:: Stated problem ::
Write out each line from the data below that includes the word "Report".

:: Records provided ::
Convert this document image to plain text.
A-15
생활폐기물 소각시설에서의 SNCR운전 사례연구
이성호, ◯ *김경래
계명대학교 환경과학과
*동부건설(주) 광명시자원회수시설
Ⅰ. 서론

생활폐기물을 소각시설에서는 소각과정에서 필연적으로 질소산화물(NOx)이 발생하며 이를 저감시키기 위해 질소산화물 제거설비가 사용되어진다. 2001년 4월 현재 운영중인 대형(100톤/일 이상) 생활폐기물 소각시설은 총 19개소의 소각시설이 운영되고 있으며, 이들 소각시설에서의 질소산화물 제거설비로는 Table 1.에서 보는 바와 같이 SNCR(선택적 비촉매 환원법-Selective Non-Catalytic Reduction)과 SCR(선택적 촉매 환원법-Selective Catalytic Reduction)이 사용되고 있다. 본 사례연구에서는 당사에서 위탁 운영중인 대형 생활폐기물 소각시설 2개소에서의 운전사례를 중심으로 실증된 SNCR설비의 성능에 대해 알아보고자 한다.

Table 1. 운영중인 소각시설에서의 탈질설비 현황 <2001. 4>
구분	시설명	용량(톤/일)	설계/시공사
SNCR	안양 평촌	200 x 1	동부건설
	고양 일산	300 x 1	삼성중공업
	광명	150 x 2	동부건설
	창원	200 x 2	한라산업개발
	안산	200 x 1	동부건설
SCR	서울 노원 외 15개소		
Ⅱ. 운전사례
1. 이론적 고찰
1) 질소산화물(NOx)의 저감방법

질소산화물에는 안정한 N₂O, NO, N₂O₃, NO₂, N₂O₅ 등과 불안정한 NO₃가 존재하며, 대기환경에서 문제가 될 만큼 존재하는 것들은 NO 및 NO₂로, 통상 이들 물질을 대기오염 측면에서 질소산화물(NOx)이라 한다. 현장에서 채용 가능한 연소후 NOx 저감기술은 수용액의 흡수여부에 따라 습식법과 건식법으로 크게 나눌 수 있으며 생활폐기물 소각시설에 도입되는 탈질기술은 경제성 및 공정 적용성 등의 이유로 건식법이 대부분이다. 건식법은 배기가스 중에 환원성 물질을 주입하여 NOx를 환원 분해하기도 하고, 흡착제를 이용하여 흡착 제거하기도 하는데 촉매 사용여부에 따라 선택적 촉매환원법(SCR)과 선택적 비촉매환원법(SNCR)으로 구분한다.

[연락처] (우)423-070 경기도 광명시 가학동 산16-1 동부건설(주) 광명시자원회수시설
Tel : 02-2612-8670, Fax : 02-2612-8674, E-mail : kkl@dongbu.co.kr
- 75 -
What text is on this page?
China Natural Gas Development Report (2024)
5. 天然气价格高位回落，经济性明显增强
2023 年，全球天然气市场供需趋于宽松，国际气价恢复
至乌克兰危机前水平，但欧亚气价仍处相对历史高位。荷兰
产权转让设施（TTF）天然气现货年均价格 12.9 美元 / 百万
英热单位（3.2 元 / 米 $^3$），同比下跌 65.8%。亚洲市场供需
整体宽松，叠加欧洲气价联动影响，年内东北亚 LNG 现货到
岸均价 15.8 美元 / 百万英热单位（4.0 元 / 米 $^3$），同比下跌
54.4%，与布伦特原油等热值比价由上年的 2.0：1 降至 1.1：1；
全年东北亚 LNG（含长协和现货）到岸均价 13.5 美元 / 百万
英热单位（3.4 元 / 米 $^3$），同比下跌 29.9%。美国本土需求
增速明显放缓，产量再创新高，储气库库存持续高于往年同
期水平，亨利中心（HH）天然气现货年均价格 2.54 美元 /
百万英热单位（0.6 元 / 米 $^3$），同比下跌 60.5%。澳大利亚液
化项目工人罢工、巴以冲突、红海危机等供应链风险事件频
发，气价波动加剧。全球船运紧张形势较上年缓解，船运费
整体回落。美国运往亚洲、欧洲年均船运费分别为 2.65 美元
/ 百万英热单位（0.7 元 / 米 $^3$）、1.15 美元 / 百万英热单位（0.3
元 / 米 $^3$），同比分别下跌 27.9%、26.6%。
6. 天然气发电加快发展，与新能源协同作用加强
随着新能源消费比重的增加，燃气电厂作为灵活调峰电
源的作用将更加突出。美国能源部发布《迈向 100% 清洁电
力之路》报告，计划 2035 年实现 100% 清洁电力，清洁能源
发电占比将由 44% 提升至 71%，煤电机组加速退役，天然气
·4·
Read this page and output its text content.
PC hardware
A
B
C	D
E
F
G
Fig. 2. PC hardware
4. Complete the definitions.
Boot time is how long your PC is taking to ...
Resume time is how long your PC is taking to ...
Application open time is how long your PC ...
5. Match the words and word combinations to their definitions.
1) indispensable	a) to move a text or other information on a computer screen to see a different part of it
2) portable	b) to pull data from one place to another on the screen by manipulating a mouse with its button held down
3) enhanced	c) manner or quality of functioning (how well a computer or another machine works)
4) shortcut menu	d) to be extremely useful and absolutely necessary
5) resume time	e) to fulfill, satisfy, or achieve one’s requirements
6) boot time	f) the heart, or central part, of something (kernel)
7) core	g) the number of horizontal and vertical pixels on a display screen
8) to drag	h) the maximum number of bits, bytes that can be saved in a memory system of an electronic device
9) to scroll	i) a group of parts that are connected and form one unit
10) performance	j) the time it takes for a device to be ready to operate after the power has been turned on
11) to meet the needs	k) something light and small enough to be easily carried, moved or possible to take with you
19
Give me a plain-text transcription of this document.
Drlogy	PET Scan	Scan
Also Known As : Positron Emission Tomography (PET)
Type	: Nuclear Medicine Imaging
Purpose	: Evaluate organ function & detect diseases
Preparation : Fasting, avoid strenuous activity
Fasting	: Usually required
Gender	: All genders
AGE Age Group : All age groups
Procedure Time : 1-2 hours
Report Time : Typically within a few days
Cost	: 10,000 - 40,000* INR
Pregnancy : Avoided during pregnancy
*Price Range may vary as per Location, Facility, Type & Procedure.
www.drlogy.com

:: Complete answer ::
China Natural Gas Development Report (2024)
Report Time : Typically within a few days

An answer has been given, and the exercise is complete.